**Task material:**
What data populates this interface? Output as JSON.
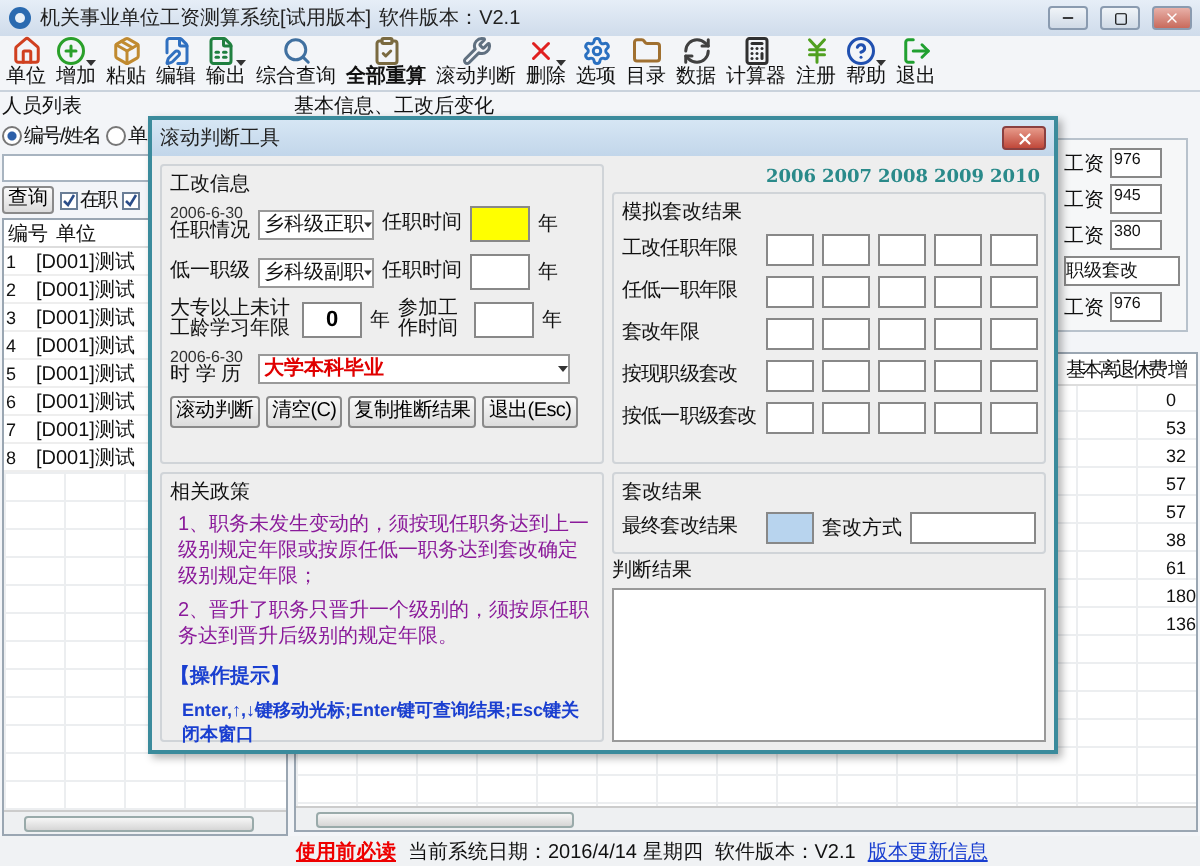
{
  "window": {
    "title": "机关事业单位工资测算系统[试用版本]",
    "version": "软件版本：V2.1"
  },
  "toolbar": [
    {
      "label": "单位",
      "kind": "house",
      "has_menu": false,
      "emphasized": false
    },
    {
      "label": "增加",
      "kind": "plus",
      "has_menu": true,
      "emphasized": false
    },
    {
      "label": "粘贴",
      "kind": "box",
      "has_menu": false,
      "emphasized": false
    },
    {
      "label": "编辑",
      "kind": "pencil",
      "has_menu": false,
      "emphasized": false
    },
    {
      "label": "输出",
      "kind": "sheet",
      "has_menu": true,
      "emphasized": false
    },
    {
      "label": "综合查询",
      "kind": "search",
      "has_menu": false,
      "emphasized": false
    },
    {
      "label": "全部重算",
      "kind": "clipboard",
      "has_menu": false,
      "emphasized": true
    },
    {
      "label": "滚动判断",
      "kind": "wrench",
      "has_menu": false,
      "emphasized": false
    },
    {
      "label": "删除",
      "kind": "cross",
      "has_menu": true,
      "emphasized": false
    },
    {
      "label": "选项",
      "kind": "gear",
      "has_menu": false,
      "emphasized": false
    },
    {
      "label": "目录",
      "kind": "folder",
      "has_menu": false,
      "emphasized": false
    },
    {
      "label": "数据",
      "kind": "refresh",
      "has_menu": false,
      "emphasized": false
    },
    {
      "label": "计算器",
      "kind": "calculator",
      "has_menu": false,
      "emphasized": false
    },
    {
      "label": "注册",
      "kind": "yen",
      "has_menu": false,
      "emphasized": false
    },
    {
      "label": "帮助",
      "kind": "help",
      "has_menu": true,
      "emphasized": false
    },
    {
      "label": "退出",
      "kind": "exit",
      "has_menu": false,
      "emphasized": false
    }
  ],
  "people_list": {
    "title": "人员列表",
    "search_modes": [
      {
        "label": "编号/姓名",
        "selected": true
      },
      {
        "label": "单",
        "selected": false
      }
    ],
    "query_button": "查询",
    "filters": [
      {
        "label": "在职",
        "checked": true
      },
      {
        "checked": true
      }
    ],
    "columns": [
      "编号",
      "单位"
    ],
    "rows": [
      [
        "1",
        "[D001]测试"
      ],
      [
        "2",
        "[D001]测试"
      ],
      [
        "3",
        "[D001]测试"
      ],
      [
        "4",
        "[D001]测试"
      ],
      [
        "5",
        "[D001]测试"
      ],
      [
        "6",
        "[D001]测试"
      ],
      [
        "7",
        "[D001]测试"
      ],
      [
        "8",
        "[D001]测试"
      ]
    ]
  },
  "detail": {
    "title": "基本信息、工改后变化",
    "fields": [
      {
        "kind": "salary",
        "label": "工资",
        "value": "976"
      },
      {
        "kind": "salary",
        "label": "工资",
        "value": "945"
      },
      {
        "kind": "salary",
        "label": "工资",
        "value": "380"
      },
      {
        "kind": "note",
        "value": "职级套改"
      },
      {
        "kind": "salary",
        "label": "工资",
        "value": "976"
      }
    ],
    "columns": [
      "基本离退休费",
      "增"
    ],
    "increases": [
      "0",
      "53",
      "32",
      "57",
      "57",
      "38",
      "61",
      "180",
      "136"
    ]
  },
  "dialog": {
    "title": "滚动判断工具",
    "reform_info": {
      "title": "工改信息",
      "rows": [
        {
          "kind": "select",
          "caption": "2006-6-30",
          "label": "任职情况",
          "value": "乡科级正职",
          "side_label": "任职时间",
          "side_focused": true,
          "unit": "年"
        },
        {
          "kind": "select",
          "label": "低一职级",
          "value": "乡科级副职",
          "side_label": "任职时间",
          "side_focused": false,
          "unit": "年"
        },
        {
          "kind": "years",
          "label": "大专以上未计工龄学习年限",
          "value": "0",
          "unit": "年",
          "side_label": "参加工作时间",
          "side_focused": false,
          "side_unit": "年"
        }
      ],
      "education": {
        "caption": "2006-6-30",
        "label": "时 学 历",
        "value": "大学本科毕业"
      },
      "buttons": [
        "滚动判断",
        "清空(C)",
        "复制推断结果",
        "退出(Esc)"
      ]
    },
    "simulation": {
      "title": "模拟套改结果",
      "years": [
        "2006",
        "2007",
        "2008",
        "2009",
        "2010"
      ],
      "rows": [
        "工改任职年限",
        "任低一职年限",
        "套改年限",
        "按现职级套改",
        "按低一职级套改"
      ]
    },
    "result": {
      "title": "套改结果",
      "final_label": "最终套改结果",
      "method_label": "套改方式",
      "judgement_title": "判断结果"
    },
    "policy": {
      "title": "相关政策",
      "items": [
        "1、职务未发生变动的，须按现任职务达到上一级别规定年限或按原任低一职务达到套改确定级别规定年限；",
        "2、晋升了职务只晋升一个级别的，须按原任职务达到晋升后级别的规定年限。"
      ],
      "tips_title": "【操作提示】",
      "tips": "Enter,↑,↓键移动光标;Enter键可查询结果;Esc键关闭本窗口"
    }
  },
  "status_bar": {
    "notice": "使用前必读",
    "date": "当前系统日期：2016/4/14 星期四",
    "version": "软件版本：V2.1",
    "link": "版本更新信息"
  }
}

**What the task requires:** Pictures in the records should not appear in your copy, but everything else must be transcribed exactly.

**Correct result:**
What data populates this interface? Output as JSON.
{
  "window": {
    "title": "机关事业单位工资测算系统[试用版本]",
    "version": "软件版本：V2.1"
  },
  "toolbar": [
    {
      "label": "单位",
      "kind": "house",
      "has_menu": false,
      "emphasized": false
    },
    {
      "label": "增加",
      "kind": "plus",
      "has_menu": true,
      "emphasized": false
    },
    {
      "label": "粘贴",
      "kind": "box",
      "has_menu": false,
      "emphasized": false
    },
    {
      "label": "编辑",
      "kind": "pencil",
      "has_menu": false,
      "emphasized": false
    },
    {
      "label": "输出",
      "kind": "sheet",
      "has_menu": true,
      "emphasized": false
    },
    {
      "label": "综合查询",
      "kind": "search",
      "has_menu": false,
      "emphasized": false
    },
    {
      "label": "全部重算",
      "kind": "clipboard",
      "has_menu": false,
      "emphasized": true
    },
    {
      "label": "滚动判断",
      "kind": "wrench",
      "has_menu": false,
      "emphasized": false
    },
    {
      "label": "删除",
      "kind": "cross",
      "has_menu": true,
      "emphasized": false
    },
    {
      "label": "选项",
      "kind": "gear",
      "has_menu": false,
      "emphasized": false
    },
    {
      "label": "目录",
      "kind": "folder",
      "has_menu": false,
      "emphasized": false
    },
    {
      "label": "数据",
      "kind": "refresh",
      "has_menu": false,
      "emphasized": false
    },
    {
      "label": "计算器",
      "kind": "calculator",
      "has_menu": false,
      "emphasized": false
    },
    {
      "label": "注册",
      "kind": "yen",
      "has_menu": false,
      "emphasized": false
    },
    {
      "label": "帮助",
      "kind": "help",
      "has_menu": true,
      "emphasized": false
    },
    {
      "label": "退出",
      "kind": "exit",
      "has_menu": false,
      "emphasized": false
    }
  ],
  "people_list": {
    "title": "人员列表",
    "search_modes": [
      {
        "label": "编号/姓名",
        "selected": true
      },
      {
        "label": "单",
        "selected": false
      }
    ],
    "query_button": "查询",
    "filters": [
      {
        "label": "在职",
        "checked": true
      },
      {
        "checked": true
      }
    ],
    "columns": [
      "编号",
      "单位"
    ],
    "rows": [
      [
        "1",
        "[D001]测试"
      ],
      [
        "2",
        "[D001]测试"
      ],
      [
        "3",
        "[D001]测试"
      ],
      [
        "4",
        "[D001]测试"
      ],
      [
        "5",
        "[D001]测试"
      ],
      [
        "6",
        "[D001]测试"
      ],
      [
        "7",
        "[D001]测试"
      ],
      [
        "8",
        "[D001]测试"
      ]
    ]
  },
  "detail": {
    "title": "基本信息、工改后变化",
    "fields": [
      {
        "kind": "salary",
        "label": "工资",
        "value": "976"
      },
      {
        "kind": "salary",
        "label": "工资",
        "value": "945"
      },
      {
        "kind": "salary",
        "label": "工资",
        "value": "380"
      },
      {
        "kind": "note",
        "value": "职级套改"
      },
      {
        "kind": "salary",
        "label": "工资",
        "value": "976"
      }
    ],
    "columns": [
      "基本离退休费",
      "增"
    ],
    "increases": [
      "0",
      "53",
      "32",
      "57",
      "57",
      "38",
      "61",
      "180",
      "136"
    ]
  },
  "dialog": {
    "title": "滚动判断工具",
    "reform_info": {
      "title": "工改信息",
      "rows": [
        {
          "kind": "select",
          "caption": "2006-6-30",
          "label": "任职情况",
          "value": "乡科级正职",
          "side_label": "任职时间",
          "side_focused": true,
          "unit": "年"
        },
        {
          "kind": "select",
          "label": "低一职级",
          "value": "乡科级副职",
          "side_label": "任职时间",
          "side_focused": false,
          "unit": "年"
        },
        {
          "kind": "years",
          "label": "大专以上未计工龄学习年限",
          "value": "0",
          "unit": "年",
          "side_label": "参加工作时间",
          "side_focused": false,
          "side_unit": "年"
        }
      ],
      "education": {
        "caption": "2006-6-30",
        "label": "时 学 历",
        "value": "大学本科毕业"
      },
      "buttons": [
        "滚动判断",
        "清空(C)",
        "复制推断结果",
        "退出(Esc)"
      ]
    },
    "simulation": {
      "title": "模拟套改结果",
      "years": [
        "2006",
        "2007",
        "2008",
        "2009",
        "2010"
      ],
      "rows": [
        "工改任职年限",
        "任低一职年限",
        "套改年限",
        "按现职级套改",
        "按低一职级套改"
      ]
    },
    "result": {
      "title": "套改结果",
      "final_label": "最终套改结果",
      "method_label": "套改方式",
      "judgement_title": "判断结果"
    },
    "policy": {
      "title": "相关政策",
      "items": [
        "1、职务未发生变动的，须按现任职务达到上一级别规定年限或按原任低一职务达到套改确定级别规定年限；",
        "2、晋升了职务只晋升一个级别的，须按原任职务达到晋升后级别的规定年限。"
      ],
      "tips_title": "【操作提示】",
      "tips": "Enter,↑,↓键移动光标;Enter键可查询结果;Esc键关闭本窗口"
    }
  },
  "status_bar": {
    "notice": "使用前必读",
    "date": "当前系统日期：2016/4/14 星期四",
    "version": "软件版本：V2.1",
    "link": "版本更新信息"
  }
}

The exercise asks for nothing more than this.